Data records
◆ ◆ ◆
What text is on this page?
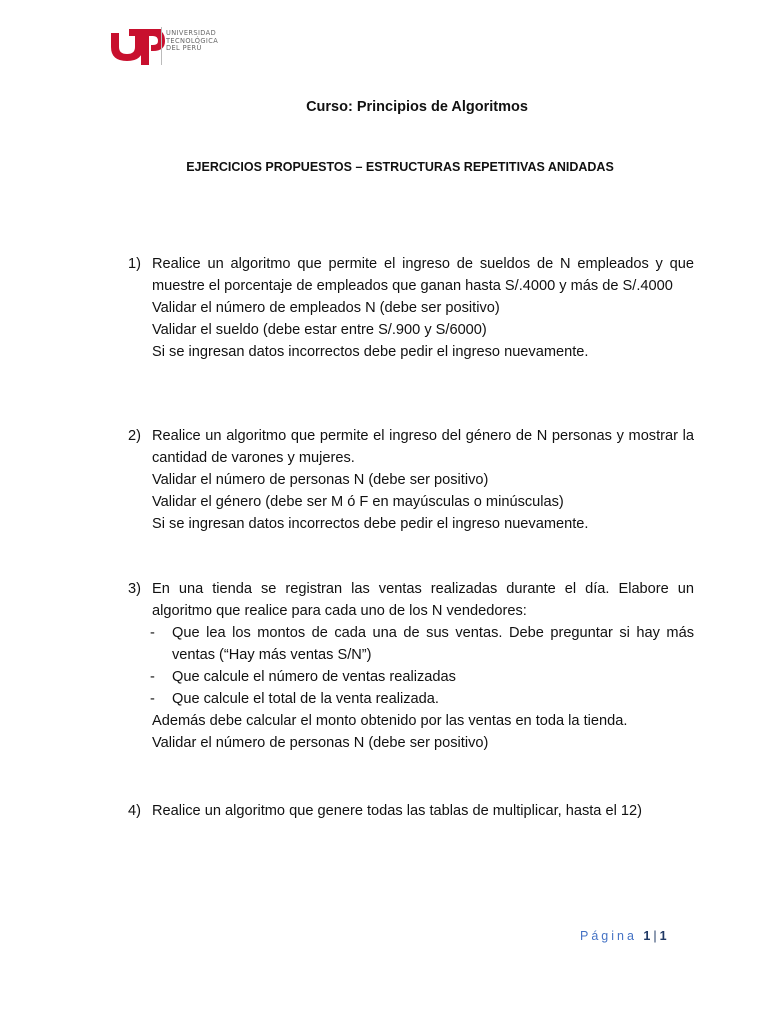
UNIVERSIDAD
TECNOLÓGICA
DEL PERÚ
Curso: Principios de Algoritmos
EJERCICIOS PROPUESTOS – ESTRUCTURAS REPETITIVAS ANIDADAS
1) Realice un algoritmo que permite el ingreso de sueldos de N empleados y que muestre el porcentaje de empleados que ganan hasta S/.4000 y más de S/.4000
Validar el número de empleados N (debe ser positivo)
Validar el sueldo (debe estar entre S/.900 y S/6000)
Si se ingresan datos incorrectos debe pedir el ingreso nuevamente.
2) Realice un algoritmo que permite el ingreso del género de N personas y mostrar la cantidad de varones y mujeres.
Validar el número de personas N (debe ser positivo)
Validar el género (debe ser M ó F en mayúsculas o minúsculas)
Si se ingresan datos incorrectos debe pedir el ingreso nuevamente.
3) En una tienda se registran las ventas realizadas durante el día. Elabore un algoritmo que realice para cada uno de los N vendedores:
-	Que lea los montos de cada una de sus ventas. Debe preguntar si hay más ventas (“Hay más ventas S/N”)
-	Que calcule el número de ventas realizadas
-	Que calcule el total de la venta realizada.
Además debe calcular el monto obtenido por las ventas en toda la tienda.
Validar el número de personas N (debe ser positivo)
4) Realice un algoritmo que genere todas las tablas de multiplicar, hasta el 12)
Página 1 | 1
◆ ◆ ◆
• [Task directions]
Verbatim reproduction of every record is required; images are left out.

• [Exercise solution]
What text is on this page?
UNIVERSIDAD
TECNOLÓGICA
DEL PERÚ
Curso: Principios de Algoritmos
EJERCICIOS PROPUESTOS – ESTRUCTURAS REPETITIVAS ANIDADAS
1) Realice un algoritmo que permite el ingreso de sueldos de N empleados y que muestre el porcentaje de empleados que ganan hasta S/.4000 y más de S/.4000
Validar el número de empleados N (debe ser positivo)
Validar el sueldo (debe estar entre S/.900 y S/6000)
Si se ingresan datos incorrectos debe pedir el ingreso nuevamente.
2) Realice un algoritmo que permite el ingreso del género de N personas y mostrar la cantidad de varones y mujeres.
Validar el número de personas N (debe ser positivo)
Validar el género (debe ser M ó F en mayúsculas o minúsculas)
Si se ingresan datos incorrectos debe pedir el ingreso nuevamente.
3) En una tienda se registran las ventas realizadas durante el día. Elabore un algoritmo que realice para cada uno de los N vendedores:
-	Que lea los montos de cada una de sus ventas. Debe preguntar si hay más ventas (“Hay más ventas S/N”)
-	Que calcule el número de ventas realizadas
-	Que calcule el total de la venta realizada.
Además debe calcular el monto obtenido por las ventas en toda la tienda.
Validar el número de personas N (debe ser positivo)
4) Realice un algoritmo que genere todas las tablas de multiplicar, hasta el 12)
Página 1 | 1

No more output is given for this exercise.